Requirement
Look for the string "tidak" and copy every line that has it.

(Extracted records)

==========

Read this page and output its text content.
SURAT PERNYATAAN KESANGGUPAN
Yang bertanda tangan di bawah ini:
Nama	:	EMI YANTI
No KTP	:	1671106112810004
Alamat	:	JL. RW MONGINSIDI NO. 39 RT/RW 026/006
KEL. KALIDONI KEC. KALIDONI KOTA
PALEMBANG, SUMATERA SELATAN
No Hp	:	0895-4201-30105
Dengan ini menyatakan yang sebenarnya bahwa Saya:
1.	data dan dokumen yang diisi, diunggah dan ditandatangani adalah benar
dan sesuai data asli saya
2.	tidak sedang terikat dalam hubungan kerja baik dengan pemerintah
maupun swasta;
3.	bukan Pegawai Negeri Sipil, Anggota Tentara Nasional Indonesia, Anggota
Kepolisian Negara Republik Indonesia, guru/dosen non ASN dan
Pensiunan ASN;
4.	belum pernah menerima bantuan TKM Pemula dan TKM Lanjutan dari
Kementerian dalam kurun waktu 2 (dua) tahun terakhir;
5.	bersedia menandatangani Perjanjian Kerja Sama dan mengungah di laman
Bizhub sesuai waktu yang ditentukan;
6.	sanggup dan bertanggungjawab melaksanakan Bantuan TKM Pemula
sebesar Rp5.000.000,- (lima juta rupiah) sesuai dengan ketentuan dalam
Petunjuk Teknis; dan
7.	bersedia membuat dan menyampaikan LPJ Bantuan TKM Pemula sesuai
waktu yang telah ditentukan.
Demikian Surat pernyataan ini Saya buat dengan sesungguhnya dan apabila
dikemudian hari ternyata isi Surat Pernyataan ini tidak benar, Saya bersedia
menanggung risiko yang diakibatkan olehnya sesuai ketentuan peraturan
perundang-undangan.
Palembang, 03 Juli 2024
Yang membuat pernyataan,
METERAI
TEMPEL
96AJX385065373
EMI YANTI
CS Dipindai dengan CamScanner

==========

Expected output
2.	tidak sedang terikat dalam hubungan kerja baik dengan pemerintah
dikemudian hari ternyata isi Surat Pernyataan ini tidak benar, Saya bersedia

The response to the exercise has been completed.